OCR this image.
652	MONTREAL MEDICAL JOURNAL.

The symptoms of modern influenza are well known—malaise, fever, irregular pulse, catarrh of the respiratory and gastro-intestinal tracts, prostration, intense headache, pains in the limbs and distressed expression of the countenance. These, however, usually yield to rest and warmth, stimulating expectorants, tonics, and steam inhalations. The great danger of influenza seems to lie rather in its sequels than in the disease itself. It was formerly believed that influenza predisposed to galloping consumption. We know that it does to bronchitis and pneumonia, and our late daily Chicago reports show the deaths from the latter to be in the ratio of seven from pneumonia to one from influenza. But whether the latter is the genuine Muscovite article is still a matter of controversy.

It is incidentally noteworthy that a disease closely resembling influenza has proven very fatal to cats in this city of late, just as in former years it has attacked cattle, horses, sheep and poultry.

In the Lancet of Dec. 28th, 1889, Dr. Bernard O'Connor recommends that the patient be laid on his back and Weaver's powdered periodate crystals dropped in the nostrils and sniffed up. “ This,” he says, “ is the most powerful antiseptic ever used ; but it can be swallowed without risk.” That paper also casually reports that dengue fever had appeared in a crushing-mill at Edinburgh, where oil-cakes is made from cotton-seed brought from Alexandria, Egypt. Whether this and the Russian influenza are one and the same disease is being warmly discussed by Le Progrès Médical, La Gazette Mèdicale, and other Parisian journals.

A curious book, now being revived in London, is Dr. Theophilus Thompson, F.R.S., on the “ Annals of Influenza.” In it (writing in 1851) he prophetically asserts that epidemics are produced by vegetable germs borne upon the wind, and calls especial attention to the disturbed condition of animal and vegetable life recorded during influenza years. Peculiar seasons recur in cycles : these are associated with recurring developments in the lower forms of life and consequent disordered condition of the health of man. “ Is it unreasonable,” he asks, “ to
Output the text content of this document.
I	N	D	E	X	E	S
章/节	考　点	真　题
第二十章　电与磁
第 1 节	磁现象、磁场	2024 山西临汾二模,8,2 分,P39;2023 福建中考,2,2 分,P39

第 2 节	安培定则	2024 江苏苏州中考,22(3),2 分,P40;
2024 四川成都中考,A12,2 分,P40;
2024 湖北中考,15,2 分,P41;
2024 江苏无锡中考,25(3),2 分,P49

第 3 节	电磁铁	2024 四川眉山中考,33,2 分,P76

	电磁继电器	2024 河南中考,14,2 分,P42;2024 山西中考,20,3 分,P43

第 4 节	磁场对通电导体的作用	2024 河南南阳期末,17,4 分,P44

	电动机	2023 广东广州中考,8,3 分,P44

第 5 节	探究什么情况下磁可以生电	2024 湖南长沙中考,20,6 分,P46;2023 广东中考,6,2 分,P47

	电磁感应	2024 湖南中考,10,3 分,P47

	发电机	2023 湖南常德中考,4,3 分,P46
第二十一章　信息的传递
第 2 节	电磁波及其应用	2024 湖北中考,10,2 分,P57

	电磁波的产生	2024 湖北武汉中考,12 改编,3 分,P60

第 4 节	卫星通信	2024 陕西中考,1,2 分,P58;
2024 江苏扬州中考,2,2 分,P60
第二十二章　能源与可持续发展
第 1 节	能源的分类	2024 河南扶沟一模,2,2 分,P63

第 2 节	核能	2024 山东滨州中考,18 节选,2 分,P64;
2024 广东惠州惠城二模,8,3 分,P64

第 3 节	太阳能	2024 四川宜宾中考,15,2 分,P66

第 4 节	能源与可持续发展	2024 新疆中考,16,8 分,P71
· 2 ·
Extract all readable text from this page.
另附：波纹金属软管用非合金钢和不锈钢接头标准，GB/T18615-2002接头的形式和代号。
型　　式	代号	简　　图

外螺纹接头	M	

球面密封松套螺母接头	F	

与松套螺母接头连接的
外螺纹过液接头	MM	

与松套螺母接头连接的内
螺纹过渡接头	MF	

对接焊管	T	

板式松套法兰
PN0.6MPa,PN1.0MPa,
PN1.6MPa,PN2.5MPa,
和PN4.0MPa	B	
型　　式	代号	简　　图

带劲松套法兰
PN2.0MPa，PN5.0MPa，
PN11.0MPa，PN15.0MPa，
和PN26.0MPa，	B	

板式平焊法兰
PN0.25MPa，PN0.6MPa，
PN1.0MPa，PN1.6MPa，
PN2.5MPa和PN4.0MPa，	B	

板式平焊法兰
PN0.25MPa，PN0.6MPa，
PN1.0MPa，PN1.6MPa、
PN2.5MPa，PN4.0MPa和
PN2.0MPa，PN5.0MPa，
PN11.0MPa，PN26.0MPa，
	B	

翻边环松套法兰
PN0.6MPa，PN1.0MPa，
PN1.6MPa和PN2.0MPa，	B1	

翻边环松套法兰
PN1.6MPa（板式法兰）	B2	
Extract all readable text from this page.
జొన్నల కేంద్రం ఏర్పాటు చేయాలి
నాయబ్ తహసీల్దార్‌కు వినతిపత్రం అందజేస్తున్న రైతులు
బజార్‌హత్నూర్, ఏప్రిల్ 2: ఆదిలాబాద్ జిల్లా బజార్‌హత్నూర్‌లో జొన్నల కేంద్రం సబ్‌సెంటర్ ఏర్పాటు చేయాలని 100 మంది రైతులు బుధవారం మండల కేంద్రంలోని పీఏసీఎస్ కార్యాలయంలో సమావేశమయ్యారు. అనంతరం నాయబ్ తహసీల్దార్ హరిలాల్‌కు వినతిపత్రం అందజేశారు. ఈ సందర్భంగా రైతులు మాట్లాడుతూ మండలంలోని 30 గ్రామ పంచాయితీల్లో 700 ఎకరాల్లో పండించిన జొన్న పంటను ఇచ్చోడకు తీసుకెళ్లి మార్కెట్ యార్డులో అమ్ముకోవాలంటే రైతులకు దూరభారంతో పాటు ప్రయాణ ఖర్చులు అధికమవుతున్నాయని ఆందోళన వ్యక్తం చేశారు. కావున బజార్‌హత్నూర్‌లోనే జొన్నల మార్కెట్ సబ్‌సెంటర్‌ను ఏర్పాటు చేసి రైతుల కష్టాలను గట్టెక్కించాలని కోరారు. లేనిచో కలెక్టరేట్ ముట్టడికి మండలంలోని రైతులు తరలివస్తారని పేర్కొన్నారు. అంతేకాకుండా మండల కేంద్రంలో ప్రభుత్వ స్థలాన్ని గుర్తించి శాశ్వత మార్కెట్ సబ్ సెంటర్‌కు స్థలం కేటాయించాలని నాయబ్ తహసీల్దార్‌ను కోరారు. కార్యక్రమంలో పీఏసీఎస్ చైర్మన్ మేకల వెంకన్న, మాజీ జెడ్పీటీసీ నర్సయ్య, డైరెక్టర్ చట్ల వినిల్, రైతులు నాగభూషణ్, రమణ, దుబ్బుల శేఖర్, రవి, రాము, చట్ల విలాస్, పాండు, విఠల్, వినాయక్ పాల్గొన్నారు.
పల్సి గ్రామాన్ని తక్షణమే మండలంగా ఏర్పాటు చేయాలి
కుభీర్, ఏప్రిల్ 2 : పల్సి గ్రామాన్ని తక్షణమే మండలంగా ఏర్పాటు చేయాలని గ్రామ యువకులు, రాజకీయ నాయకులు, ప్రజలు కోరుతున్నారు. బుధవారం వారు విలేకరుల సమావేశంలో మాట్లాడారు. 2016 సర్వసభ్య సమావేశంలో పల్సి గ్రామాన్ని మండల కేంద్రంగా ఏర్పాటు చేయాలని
• • •
* To be done *
Wherever "能源与可持续发展" shows up in a line, copy that line.

* Output of the exercise *
第二十二章　能源与可持续发展
第 4 节	能源与可持续发展	2024 新疆中考,16,8 分,P71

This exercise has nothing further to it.